## TASK TO CARRY OUT
Render every line of the records below as a Markdown table with two columns, No. for the row number and Text for the line. Skip blank lines and leave the pictures out.
(begin)
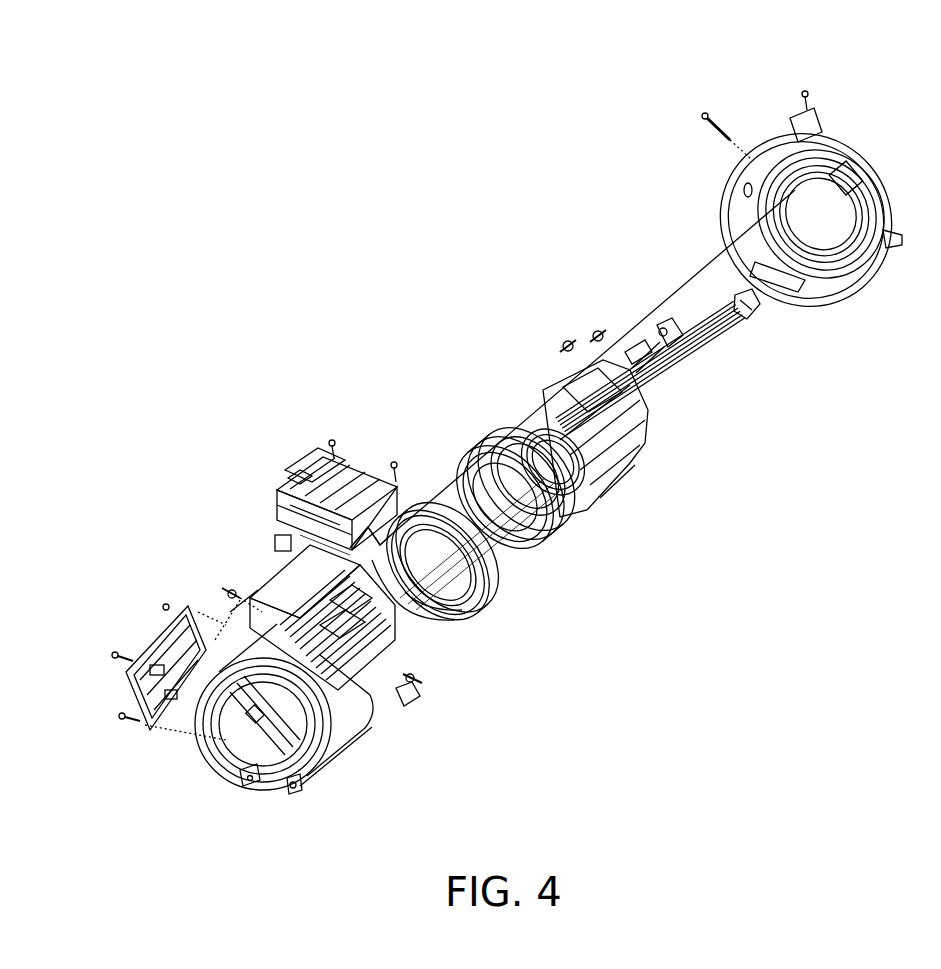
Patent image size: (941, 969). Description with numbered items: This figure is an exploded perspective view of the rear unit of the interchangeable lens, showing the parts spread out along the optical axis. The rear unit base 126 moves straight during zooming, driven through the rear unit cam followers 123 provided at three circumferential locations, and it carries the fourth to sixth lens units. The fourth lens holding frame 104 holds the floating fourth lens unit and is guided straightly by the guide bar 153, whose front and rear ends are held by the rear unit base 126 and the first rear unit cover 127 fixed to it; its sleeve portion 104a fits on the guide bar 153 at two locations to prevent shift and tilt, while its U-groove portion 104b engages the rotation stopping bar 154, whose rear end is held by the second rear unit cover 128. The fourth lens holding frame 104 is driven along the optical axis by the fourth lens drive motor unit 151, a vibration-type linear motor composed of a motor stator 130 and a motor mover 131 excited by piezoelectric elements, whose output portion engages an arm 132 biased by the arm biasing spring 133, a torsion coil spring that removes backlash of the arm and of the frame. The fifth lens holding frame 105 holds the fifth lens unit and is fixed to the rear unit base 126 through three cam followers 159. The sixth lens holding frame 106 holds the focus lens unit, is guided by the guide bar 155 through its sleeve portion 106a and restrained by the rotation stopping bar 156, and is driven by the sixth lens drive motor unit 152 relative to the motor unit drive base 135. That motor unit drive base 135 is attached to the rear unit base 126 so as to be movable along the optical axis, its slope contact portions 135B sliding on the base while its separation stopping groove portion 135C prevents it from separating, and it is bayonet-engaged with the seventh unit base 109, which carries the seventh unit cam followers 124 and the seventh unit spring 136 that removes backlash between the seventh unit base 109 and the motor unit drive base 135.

The fourth lens holding frame 104 is at (423, 515).
The sleeve portion 104a is at (385, 580).
The U-groove portion 104b is at (487, 550).
The fifth lens holding frame 105 is at (478, 440).
The sixth lens holding frame 106 is at (603, 477).
The sleeve portion 106a is at (563, 435).
The seventh unit base 109 is at (843, 173).
The rear unit cam followers 123 is at (408, 697).
The seventh unit cam followers 124 is at (727, 128).
The rear unit base 126 is at (380, 737).
The first rear unit cover 127 is at (658, 326).
The second rear unit cover 128 is at (760, 310).
The motor stator 130 is at (345, 435).
The motor mover 131 is at (297, 487).
The arm 132 is at (568, 342).
The arm biasing spring 133 is at (598, 333).
The motor unit drive base 135 is at (253, 580).
The slope contact portion 135B is at (335, 637).
The separation stopping groove portion 135C is at (283, 543).
The seventh unit spring 136 is at (818, 124).
The fourth lens drive motor unit 151 is at (150, 643).
The sixth lens drive motor unit 152 is at (300, 450).
The guide bar 153 is at (633, 360).
The rotation stopping bar 154 is at (700, 342).
The guide bar 155 is at (700, 373).
The rotation stopping bar 156 is at (640, 360).
The cam followers 159 is at (232, 593).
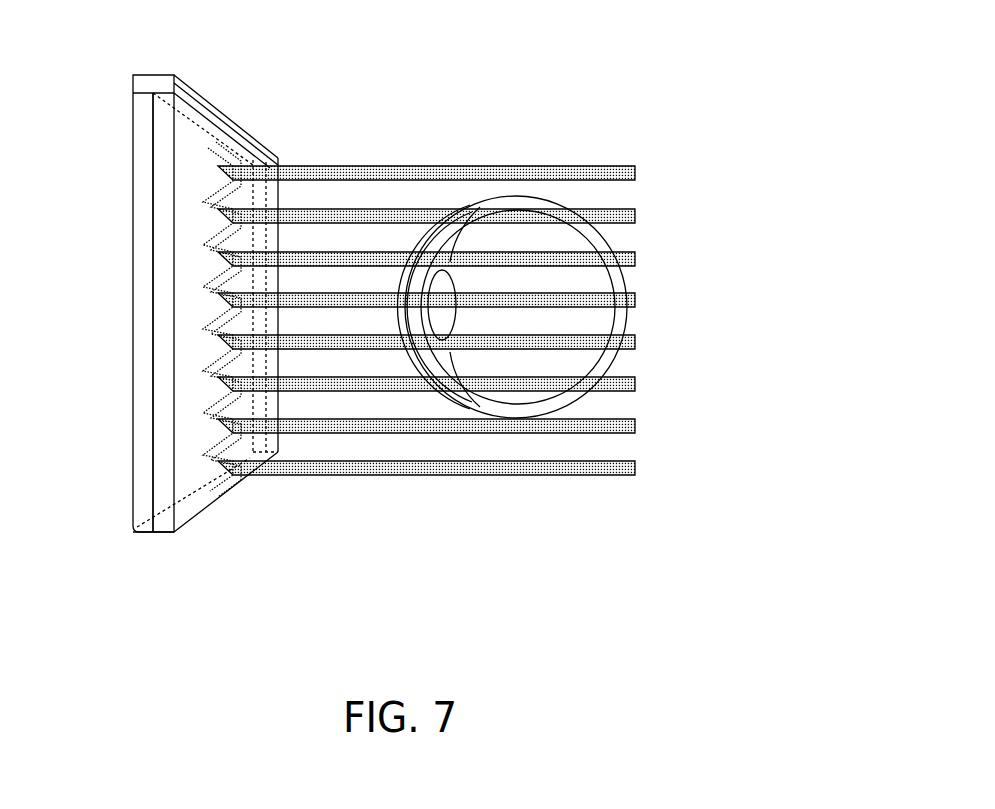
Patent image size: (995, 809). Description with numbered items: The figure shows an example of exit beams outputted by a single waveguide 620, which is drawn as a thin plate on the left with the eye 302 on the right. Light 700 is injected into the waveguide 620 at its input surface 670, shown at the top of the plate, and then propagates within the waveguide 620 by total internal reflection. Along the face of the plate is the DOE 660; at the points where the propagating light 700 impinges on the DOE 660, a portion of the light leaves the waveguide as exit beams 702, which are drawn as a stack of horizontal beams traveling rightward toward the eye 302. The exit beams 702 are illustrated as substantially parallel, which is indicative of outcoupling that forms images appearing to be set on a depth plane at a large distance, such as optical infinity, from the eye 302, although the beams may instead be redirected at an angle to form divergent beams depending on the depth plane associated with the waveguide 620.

The input surface 670 is at (140, 78).
The light 700 is at (222, 125).
The exit beams 702 is at (364, 164).
The eye 302 is at (522, 197).
The DOE 660 is at (153, 422).
The waveguide 620 is at (172, 541).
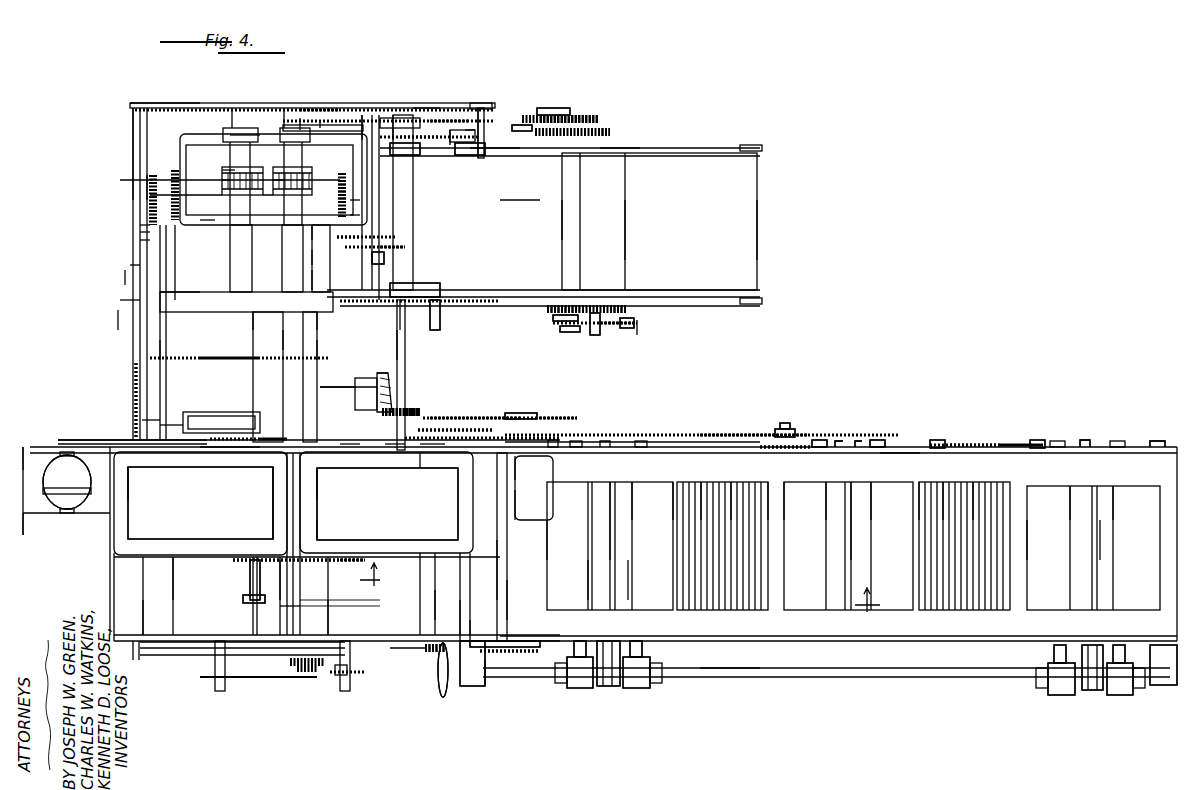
(end)
## ANSWER TO THIS PROBLEM
| No. | Text |
|---|---|
| 1 | Patent image size: (941, 969). Description with numbered items: This figure is an exploded perspective view of the rear unit of the interchangeable lens, showing the parts spread out along the optical axis. The rear unit base 126 moves straight during zooming, driven through the rear unit cam followers 123 provided at three circumferential locations, and it carries the fourth to sixth lens units. The fourth lens holding frame 104 holds the floating fourth lens unit and is guided straightly by the guide bar 153, whose front and rear ends are held by the rear unit base 126 and the first rear unit cover 127 fixed to it; its sleeve portion 104a fits on the guide bar 153 at two locations to prevent shift and tilt, while its U-groove portion 104b engages the rotation stopping bar 154, whose rear end is held by the second rear unit cover 128. The fourth lens holding frame 104 is driven along the optical axis by the fourth lens drive motor unit 151, a vibration-type linear motor composed of a motor stator 130 and a motor mover 131 excited by piezoelectric elements, whose output portion engages an arm 132 biased by the arm biasing spring 133, a torsion coil spring that removes backlash of the arm and of the frame. The fifth lens holding frame 105 holds the fifth lens unit and is fixed to the rear unit base 126 through three cam followers 159. The sixth lens holding frame 106 holds the focus lens unit, is guided by the guide bar 155 through its sleeve portion 106a and restrained by the rotation stopping bar 156, and is driven by the sixth lens drive motor unit 152 relative to the motor unit drive base 135. That motor unit drive base 135 is attached to the rear unit base 126 so as to be movable along the optical axis, its slope contact portions 135B sliding on the base while its separation stopping groove portion 135C prevents it from separating, and it is bayonet-engaged with the seventh unit base 109, which carries the seventh unit cam followers 124 and the seventh unit spring 136 that removes backlash between the seventh unit base 109 and the motor unit drive base 135. |
| 2 | The fourth lens holding frame 104 is at (423, 515). |
| 3 | The sleeve portion 104a is at (385, 580). |
| 4 | The U-groove portion 104b is at (487, 550). |
| 5 | The fifth lens holding frame 105 is at (478, 440). |
| 6 | The sixth lens holding frame 106 is at (603, 477). |
| 7 | The sleeve portion 106a is at (563, 435). |
| 8 | The seventh unit base 109 is at (843, 173). |
| 9 | The rear unit cam followers 123 is at (408, 697). |
| 10 | The seventh unit cam followers 124 is at (727, 128). |
| 11 | The rear unit base 126 is at (380, 737). |
| 12 | The first rear unit cover 127 is at (658, 326). |
| 13 | The second rear unit cover 128 is at (760, 310). |
| 14 | The motor stator 130 is at (345, 435). |
| 15 | The motor mover 131 is at (297, 487). |
| 16 | The arm 132 is at (568, 342). |
| 17 | The arm biasing spring 133 is at (598, 333). |
| 18 | The motor unit drive base 135 is at (253, 580). |
| 19 | The slope contact portion 135B is at (335, 637). |
| 20 | The separation stopping groove portion 135C is at (283, 543). |
| 21 | The seventh unit spring 136 is at (818, 124). |
| 22 | The fourth lens drive motor unit 151 is at (150, 643). |
| 23 | The sixth lens drive motor unit 152 is at (300, 450). |
| 24 | The guide bar 153 is at (633, 360). |
| 25 | The rotation stopping bar 154 is at (700, 342). |
| 26 | The guide bar 155 is at (700, 373). |
| 27 | The rotation stopping bar 156 is at (640, 360). |
| 28 | The cam followers 159 is at (232, 593). |
| 29 | Patent image size: (995, 809). Description with numbered items: The figure shows an example of exit beams outputted by a single waveguide 620, which is drawn as a thin plate on the left with the eye 302 on the right. Light 700 is injected into the waveguide 620 at its input surface 670, shown at the top of the plate, and then propagates within the waveguide 620 by total internal reflection. Along the face of the plate is the DOE 660; at the points where the propagating light 700 impinges on the DOE 660, a portion of the light leaves the waveguide as exit beams 702, which are drawn as a stack of horizontal beams traveling rightward toward the eye 302. The exit beams 702 are illustrated as substantially parallel, which is indicative of outcoupling that forms images appearing to be set on a depth plane at a large distance, such as optical infinity, from the eye 302, although the beams may instead be redirected at an angle to form divergent beams depending on the depth plane associated with the waveguide 620. |
| 30 | The input surface 670 is at (140, 78). |
| 31 | The light 700 is at (222, 125). |
| 32 | The exit beams 702 is at (364, 164). |
| 33 | The eye 302 is at (522, 197). |
| 34 | The DOE 660 is at (153, 422). |
| 35 | The waveguide 620 is at (172, 541). |